## GIVEN INSTRUCTION
Write out the records beneath this line exactly as they appear, minus any images.

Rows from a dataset
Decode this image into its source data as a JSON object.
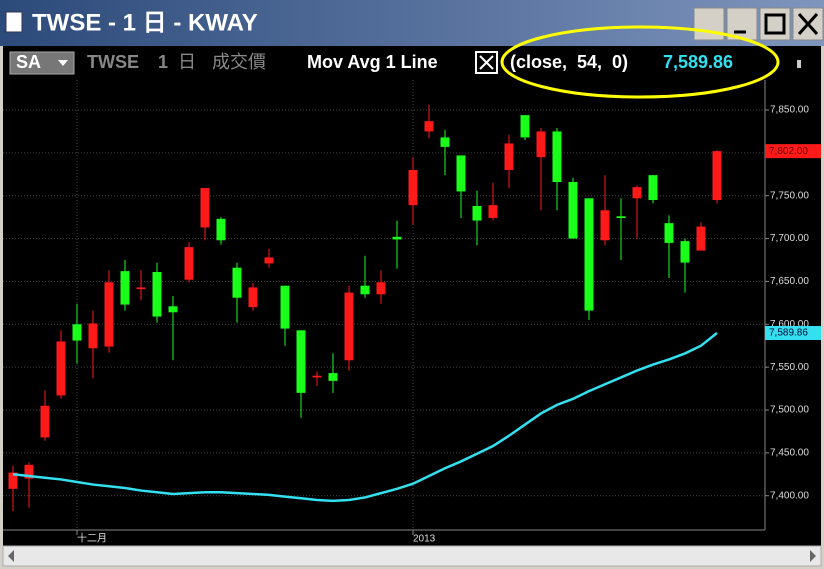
{
  "window": {
    "title": "TWSE - 1 日 - KWAY",
    "symbol_button": "SA",
    "symbol": "TWSE",
    "interval": "1",
    "interval_unit": "日",
    "field": "成交價"
  },
  "chart_data": {
    "type": "candlestick",
    "categories": [
      null,
      null,
      null,
      null,
      "十二月",
      null,
      null,
      null,
      null,
      null,
      null,
      null,
      null,
      null,
      null,
      null,
      null,
      null,
      null,
      null,
      null,
      null,
      null,
      null,
      null,
      "2013",
      null,
      null,
      null,
      null,
      null,
      null,
      null,
      null,
      null,
      null,
      null,
      null,
      null,
      null,
      null,
      null,
      null,
      null,
      null
    ],
    "open": [
      7408,
      7420,
      7468,
      7517,
      7600,
      7572,
      7574,
      7662,
      7641,
      7661,
      7621,
      7652,
      7713,
      7723,
      7666,
      7620,
      7671,
      7645,
      7593,
      7538,
      7543,
      7558,
      7645,
      7635,
      7702,
      7739,
      7825,
      7818,
      7797,
      7738,
      7724,
      7780,
      7844,
      7795,
      7825,
      7766,
      7747,
      7698,
      7726,
      7747,
      7774,
      7718,
      7697,
      7686,
      7745
    ],
    "high": [
      7435,
      7439,
      7523,
      7593,
      7624,
      7616,
      7663,
      7675,
      7663,
      7672,
      7633,
      7696,
      7759,
      7725,
      7672,
      7648,
      7688,
      7645,
      7593,
      7545,
      7566,
      7645,
      7680,
      7663,
      7721,
      7795,
      7856,
      7827,
      7797,
      7756,
      7765,
      7821,
      7844,
      7829,
      7829,
      7771,
      7747,
      7774,
      7747,
      7762,
      7774,
      7727,
      7700,
      7719,
      7803
    ],
    "low": [
      7382,
      7386,
      7464,
      7513,
      7554,
      7537,
      7567,
      7616,
      7628,
      7602,
      7558,
      7649,
      7698,
      7693,
      7602,
      7616,
      7666,
      7575,
      7491,
      7528,
      7520,
      7546,
      7631,
      7624,
      7665,
      7716,
      7817,
      7774,
      7724,
      7692,
      7721,
      7759,
      7815,
      7733,
      7733,
      7700,
      7605,
      7692,
      7675,
      7700,
      7741,
      7654,
      7637,
      7686,
      7741
    ],
    "close": [
      7427,
      7436,
      7505,
      7580,
      7581,
      7601,
      7649,
      7623,
      7643,
      7609,
      7614,
      7690,
      7759,
      7698,
      7631,
      7643,
      7678,
      7595,
      7520,
      7540,
      7534,
      7637,
      7635,
      7649,
      7699,
      7780,
      7837,
      7807,
      7755,
      7721,
      7739,
      7811,
      7818,
      7825,
      7766,
      7700,
      7616,
      7733,
      7724,
      7760,
      7745,
      7695,
      7672,
      7714,
      7802
    ],
    "close_labels": [
      null,
      null,
      null,
      null,
      null,
      null,
      null,
      null,
      null,
      null,
      null,
      null,
      null,
      null,
      null,
      null,
      null,
      null,
      null,
      null,
      null,
      null,
      null,
      null,
      null,
      null,
      null,
      null,
      null,
      null,
      null,
      null,
      null,
      null,
      null,
      null,
      null,
      null,
      null,
      null,
      null,
      null,
      null,
      null,
      "7,802.00"
    ],
    "up_color": "#ff1a1a",
    "down_color": "#1aff1a",
    "series": [
      {
        "name": "Mov Avg 1 Line",
        "params": "(close,  54,  0)",
        "color": "#33e0f0",
        "values": [
          7425,
          7423,
          7421,
          7419,
          7416,
          7413,
          7411,
          7409,
          7406,
          7404,
          7402,
          7403,
          7404,
          7404,
          7403,
          7402,
          7401,
          7399,
          7397,
          7395,
          7394,
          7395,
          7398,
          7403,
          7408,
          7414,
          7423,
          7432,
          7440,
          7449,
          7458,
          7470,
          7483,
          7496,
          7506,
          7513,
          7522,
          7530,
          7538,
          7546,
          7553,
          7559,
          7566,
          7575,
          7589.86
        ],
        "value_labels": [
          null,
          null,
          null,
          null,
          null,
          null,
          null,
          null,
          null,
          null,
          null,
          null,
          null,
          null,
          null,
          null,
          null,
          null,
          null,
          null,
          null,
          null,
          null,
          null,
          null,
          null,
          null,
          null,
          null,
          null,
          null,
          null,
          null,
          null,
          null,
          null,
          null,
          null,
          null,
          null,
          null,
          null,
          null,
          null,
          "7,589.86"
        ]
      }
    ],
    "ylim": [
      7360,
      7885
    ],
    "yticks": [
      {
        "value": 7400,
        "label": "7,400.00"
      },
      {
        "value": 7450,
        "label": "7,450.00"
      },
      {
        "value": 7500,
        "label": "7,500.00"
      },
      {
        "value": 7550,
        "label": "7,550.00"
      },
      {
        "value": 7600,
        "label": "7,600.00"
      },
      {
        "value": 7650,
        "label": "7,650.00"
      },
      {
        "value": 7700,
        "label": "7,700.00"
      },
      {
        "value": 7750,
        "label": "7,750.00"
      },
      {
        "value": 7800,
        "label": "7,800.00"
      },
      {
        "value": 7850,
        "label": "7,850.00"
      }
    ],
    "grid": true
  }
}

## FINAL RESULT
Decode this image into its source data as a JSON object.
{
  "window": {
    "title": "TWSE - 1 日 - KWAY",
    "symbol_button": "SA",
    "symbol": "TWSE",
    "interval": "1",
    "interval_unit": "日",
    "field": "成交價"
  },
  "chart_data": {
    "type": "candlestick",
    "categories": [
      null,
      null,
      null,
      null,
      "十二月",
      null,
      null,
      null,
      null,
      null,
      null,
      null,
      null,
      null,
      null,
      null,
      null,
      null,
      null,
      null,
      null,
      null,
      null,
      null,
      null,
      "2013",
      null,
      null,
      null,
      null,
      null,
      null,
      null,
      null,
      null,
      null,
      null,
      null,
      null,
      null,
      null,
      null,
      null,
      null,
      null
    ],
    "open": [
      7408,
      7420,
      7468,
      7517,
      7600,
      7572,
      7574,
      7662,
      7641,
      7661,
      7621,
      7652,
      7713,
      7723,
      7666,
      7620,
      7671,
      7645,
      7593,
      7538,
      7543,
      7558,
      7645,
      7635,
      7702,
      7739,
      7825,
      7818,
      7797,
      7738,
      7724,
      7780,
      7844,
      7795,
      7825,
      7766,
      7747,
      7698,
      7726,
      7747,
      7774,
      7718,
      7697,
      7686,
      7745
    ],
    "high": [
      7435,
      7439,
      7523,
      7593,
      7624,
      7616,
      7663,
      7675,
      7663,
      7672,
      7633,
      7696,
      7759,
      7725,
      7672,
      7648,
      7688,
      7645,
      7593,
      7545,
      7566,
      7645,
      7680,
      7663,
      7721,
      7795,
      7856,
      7827,
      7797,
      7756,
      7765,
      7821,
      7844,
      7829,
      7829,
      7771,
      7747,
      7774,
      7747,
      7762,
      7774,
      7727,
      7700,
      7719,
      7803
    ],
    "low": [
      7382,
      7386,
      7464,
      7513,
      7554,
      7537,
      7567,
      7616,
      7628,
      7602,
      7558,
      7649,
      7698,
      7693,
      7602,
      7616,
      7666,
      7575,
      7491,
      7528,
      7520,
      7546,
      7631,
      7624,
      7665,
      7716,
      7817,
      7774,
      7724,
      7692,
      7721,
      7759,
      7815,
      7733,
      7733,
      7700,
      7605,
      7692,
      7675,
      7700,
      7741,
      7654,
      7637,
      7686,
      7741
    ],
    "close": [
      7427,
      7436,
      7505,
      7580,
      7581,
      7601,
      7649,
      7623,
      7643,
      7609,
      7614,
      7690,
      7759,
      7698,
      7631,
      7643,
      7678,
      7595,
      7520,
      7540,
      7534,
      7637,
      7635,
      7649,
      7699,
      7780,
      7837,
      7807,
      7755,
      7721,
      7739,
      7811,
      7818,
      7825,
      7766,
      7700,
      7616,
      7733,
      7724,
      7760,
      7745,
      7695,
      7672,
      7714,
      7802
    ],
    "close_labels": [
      null,
      null,
      null,
      null,
      null,
      null,
      null,
      null,
      null,
      null,
      null,
      null,
      null,
      null,
      null,
      null,
      null,
      null,
      null,
      null,
      null,
      null,
      null,
      null,
      null,
      null,
      null,
      null,
      null,
      null,
      null,
      null,
      null,
      null,
      null,
      null,
      null,
      null,
      null,
      null,
      null,
      null,
      null,
      null,
      "7,802.00"
    ],
    "up_color": "#ff1a1a",
    "down_color": "#1aff1a",
    "series": [
      {
        "name": "Mov Avg 1 Line",
        "params": "(close,  54,  0)",
        "color": "#33e0f0",
        "values": [
          7425,
          7423,
          7421,
          7419,
          7416,
          7413,
          7411,
          7409,
          7406,
          7404,
          7402,
          7403,
          7404,
          7404,
          7403,
          7402,
          7401,
          7399,
          7397,
          7395,
          7394,
          7395,
          7398,
          7403,
          7408,
          7414,
          7423,
          7432,
          7440,
          7449,
          7458,
          7470,
          7483,
          7496,
          7506,
          7513,
          7522,
          7530,
          7538,
          7546,
          7553,
          7559,
          7566,
          7575,
          7589.86
        ],
        "value_labels": [
          null,
          null,
          null,
          null,
          null,
          null,
          null,
          null,
          null,
          null,
          null,
          null,
          null,
          null,
          null,
          null,
          null,
          null,
          null,
          null,
          null,
          null,
          null,
          null,
          null,
          null,
          null,
          null,
          null,
          null,
          null,
          null,
          null,
          null,
          null,
          null,
          null,
          null,
          null,
          null,
          null,
          null,
          null,
          null,
          "7,589.86"
        ]
      }
    ],
    "ylim": [
      7360,
      7885
    ],
    "yticks": [
      {
        "value": 7400,
        "label": "7,400.00"
      },
      {
        "value": 7450,
        "label": "7,450.00"
      },
      {
        "value": 7500,
        "label": "7,500.00"
      },
      {
        "value": 7550,
        "label": "7,550.00"
      },
      {
        "value": 7600,
        "label": "7,600.00"
      },
      {
        "value": 7650,
        "label": "7,650.00"
      },
      {
        "value": 7700,
        "label": "7,700.00"
      },
      {
        "value": 7750,
        "label": "7,750.00"
      },
      {
        "value": 7800,
        "label": "7,800.00"
      },
      {
        "value": 7850,
        "label": "7,850.00"
      }
    ],
    "grid": true
  }
}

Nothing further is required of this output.